**AIM OF THE EXERCISE**
Copy each line in which the string "kulaté" occurs.

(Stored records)

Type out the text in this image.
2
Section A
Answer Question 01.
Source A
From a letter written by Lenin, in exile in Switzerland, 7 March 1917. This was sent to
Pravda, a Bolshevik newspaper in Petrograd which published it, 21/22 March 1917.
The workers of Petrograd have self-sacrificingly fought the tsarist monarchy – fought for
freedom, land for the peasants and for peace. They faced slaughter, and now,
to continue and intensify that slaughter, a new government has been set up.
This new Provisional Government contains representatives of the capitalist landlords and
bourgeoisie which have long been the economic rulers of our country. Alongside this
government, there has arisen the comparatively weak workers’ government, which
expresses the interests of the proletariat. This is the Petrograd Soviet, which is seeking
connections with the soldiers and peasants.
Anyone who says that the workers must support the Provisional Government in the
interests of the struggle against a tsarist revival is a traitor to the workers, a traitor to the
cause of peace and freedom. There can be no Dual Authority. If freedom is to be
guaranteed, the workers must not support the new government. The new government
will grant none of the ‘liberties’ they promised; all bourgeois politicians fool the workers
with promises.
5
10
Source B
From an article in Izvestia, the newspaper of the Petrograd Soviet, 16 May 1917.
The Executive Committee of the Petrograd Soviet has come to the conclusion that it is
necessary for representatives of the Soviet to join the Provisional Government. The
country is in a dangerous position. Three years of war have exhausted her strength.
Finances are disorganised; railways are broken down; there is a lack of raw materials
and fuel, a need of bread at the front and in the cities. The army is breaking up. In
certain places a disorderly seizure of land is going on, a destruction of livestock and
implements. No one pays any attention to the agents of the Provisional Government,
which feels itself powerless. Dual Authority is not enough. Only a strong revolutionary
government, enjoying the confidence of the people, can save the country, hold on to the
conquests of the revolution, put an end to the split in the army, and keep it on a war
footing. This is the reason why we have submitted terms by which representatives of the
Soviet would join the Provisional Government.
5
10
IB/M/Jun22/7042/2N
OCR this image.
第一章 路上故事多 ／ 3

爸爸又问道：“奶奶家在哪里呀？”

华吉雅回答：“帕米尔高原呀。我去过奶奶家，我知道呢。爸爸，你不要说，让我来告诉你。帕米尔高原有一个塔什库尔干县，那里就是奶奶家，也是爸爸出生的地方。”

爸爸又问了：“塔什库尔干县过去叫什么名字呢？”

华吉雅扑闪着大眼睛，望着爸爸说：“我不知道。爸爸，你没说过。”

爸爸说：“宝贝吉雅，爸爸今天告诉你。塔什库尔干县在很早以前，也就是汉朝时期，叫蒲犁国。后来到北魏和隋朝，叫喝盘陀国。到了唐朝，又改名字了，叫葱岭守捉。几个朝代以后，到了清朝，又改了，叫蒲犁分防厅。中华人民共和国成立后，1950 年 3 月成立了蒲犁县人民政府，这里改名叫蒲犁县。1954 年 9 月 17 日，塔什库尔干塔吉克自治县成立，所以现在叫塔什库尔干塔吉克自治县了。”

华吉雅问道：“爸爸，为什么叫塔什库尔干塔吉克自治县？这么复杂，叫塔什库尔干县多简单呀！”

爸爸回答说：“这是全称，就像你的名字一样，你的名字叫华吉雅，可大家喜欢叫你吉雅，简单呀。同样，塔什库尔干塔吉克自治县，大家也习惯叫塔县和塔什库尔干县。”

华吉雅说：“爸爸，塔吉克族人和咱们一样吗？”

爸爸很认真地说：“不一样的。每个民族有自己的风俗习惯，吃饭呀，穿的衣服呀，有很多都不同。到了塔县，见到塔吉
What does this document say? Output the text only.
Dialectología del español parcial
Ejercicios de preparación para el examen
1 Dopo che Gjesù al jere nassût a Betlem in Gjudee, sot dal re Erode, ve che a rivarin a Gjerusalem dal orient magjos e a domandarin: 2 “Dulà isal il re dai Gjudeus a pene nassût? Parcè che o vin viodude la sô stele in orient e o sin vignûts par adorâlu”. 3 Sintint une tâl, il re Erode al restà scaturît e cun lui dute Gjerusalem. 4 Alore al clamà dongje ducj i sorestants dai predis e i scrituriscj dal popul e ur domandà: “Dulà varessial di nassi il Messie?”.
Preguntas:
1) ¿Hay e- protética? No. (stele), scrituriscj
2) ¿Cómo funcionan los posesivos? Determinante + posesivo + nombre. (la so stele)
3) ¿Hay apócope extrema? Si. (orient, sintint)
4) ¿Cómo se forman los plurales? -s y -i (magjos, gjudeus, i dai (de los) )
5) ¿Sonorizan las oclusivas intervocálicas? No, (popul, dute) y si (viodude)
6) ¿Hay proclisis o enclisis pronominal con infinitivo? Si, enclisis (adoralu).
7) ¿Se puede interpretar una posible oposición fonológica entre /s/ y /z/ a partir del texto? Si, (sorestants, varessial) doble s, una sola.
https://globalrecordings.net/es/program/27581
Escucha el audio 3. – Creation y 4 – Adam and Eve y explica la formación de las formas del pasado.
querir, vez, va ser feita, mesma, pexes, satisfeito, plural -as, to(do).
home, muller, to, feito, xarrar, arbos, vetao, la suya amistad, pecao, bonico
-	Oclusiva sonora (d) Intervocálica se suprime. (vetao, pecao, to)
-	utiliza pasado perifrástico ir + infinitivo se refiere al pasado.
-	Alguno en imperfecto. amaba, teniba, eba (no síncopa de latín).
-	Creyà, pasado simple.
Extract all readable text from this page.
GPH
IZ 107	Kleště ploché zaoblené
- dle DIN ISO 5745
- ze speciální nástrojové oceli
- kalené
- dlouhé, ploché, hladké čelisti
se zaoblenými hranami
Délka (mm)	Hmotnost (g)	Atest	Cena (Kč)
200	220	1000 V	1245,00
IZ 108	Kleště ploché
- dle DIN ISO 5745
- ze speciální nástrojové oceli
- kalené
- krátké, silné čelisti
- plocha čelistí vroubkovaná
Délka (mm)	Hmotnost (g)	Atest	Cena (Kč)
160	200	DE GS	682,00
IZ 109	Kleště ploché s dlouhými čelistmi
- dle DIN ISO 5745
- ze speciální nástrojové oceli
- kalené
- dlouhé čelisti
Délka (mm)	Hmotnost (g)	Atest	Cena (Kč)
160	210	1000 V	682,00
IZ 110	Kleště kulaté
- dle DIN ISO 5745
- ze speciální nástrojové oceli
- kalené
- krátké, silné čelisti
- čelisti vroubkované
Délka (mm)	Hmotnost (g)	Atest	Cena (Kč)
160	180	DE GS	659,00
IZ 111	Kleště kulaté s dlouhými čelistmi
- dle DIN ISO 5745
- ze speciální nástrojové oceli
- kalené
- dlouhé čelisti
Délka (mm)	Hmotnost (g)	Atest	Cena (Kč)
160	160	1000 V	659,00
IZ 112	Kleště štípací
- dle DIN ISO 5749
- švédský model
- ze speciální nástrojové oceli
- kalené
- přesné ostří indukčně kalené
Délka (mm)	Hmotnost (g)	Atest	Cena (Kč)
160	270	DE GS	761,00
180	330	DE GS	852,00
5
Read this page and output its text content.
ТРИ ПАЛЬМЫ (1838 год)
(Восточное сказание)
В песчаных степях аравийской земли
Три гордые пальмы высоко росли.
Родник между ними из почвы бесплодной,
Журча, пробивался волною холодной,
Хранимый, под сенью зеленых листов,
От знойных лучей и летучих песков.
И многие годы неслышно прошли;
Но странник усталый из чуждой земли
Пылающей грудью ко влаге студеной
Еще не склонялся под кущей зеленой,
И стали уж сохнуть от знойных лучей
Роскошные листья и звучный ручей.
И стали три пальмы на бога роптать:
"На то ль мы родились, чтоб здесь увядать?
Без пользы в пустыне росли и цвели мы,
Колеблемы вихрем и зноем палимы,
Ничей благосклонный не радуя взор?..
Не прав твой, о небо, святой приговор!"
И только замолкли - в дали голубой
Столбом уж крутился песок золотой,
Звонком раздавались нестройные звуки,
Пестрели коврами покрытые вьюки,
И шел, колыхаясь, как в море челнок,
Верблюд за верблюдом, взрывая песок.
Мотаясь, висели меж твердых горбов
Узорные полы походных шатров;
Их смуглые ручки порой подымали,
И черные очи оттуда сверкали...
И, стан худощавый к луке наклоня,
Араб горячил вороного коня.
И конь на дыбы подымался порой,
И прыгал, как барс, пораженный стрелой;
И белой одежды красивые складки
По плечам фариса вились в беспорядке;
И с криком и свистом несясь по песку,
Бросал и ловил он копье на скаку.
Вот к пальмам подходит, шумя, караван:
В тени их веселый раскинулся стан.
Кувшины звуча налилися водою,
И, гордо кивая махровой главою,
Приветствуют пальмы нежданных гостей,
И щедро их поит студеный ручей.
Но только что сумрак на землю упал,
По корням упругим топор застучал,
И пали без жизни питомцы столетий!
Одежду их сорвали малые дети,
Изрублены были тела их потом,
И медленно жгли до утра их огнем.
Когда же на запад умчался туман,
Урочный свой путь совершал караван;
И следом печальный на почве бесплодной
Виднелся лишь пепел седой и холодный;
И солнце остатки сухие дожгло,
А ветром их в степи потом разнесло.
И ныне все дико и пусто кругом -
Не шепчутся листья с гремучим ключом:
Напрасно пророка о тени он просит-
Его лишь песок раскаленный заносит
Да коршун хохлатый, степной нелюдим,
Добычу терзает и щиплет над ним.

**TASK OUTPUT**
IZ 110	Kleště kulaté
IZ 111	Kleště kulaté s dlouhými čelistmi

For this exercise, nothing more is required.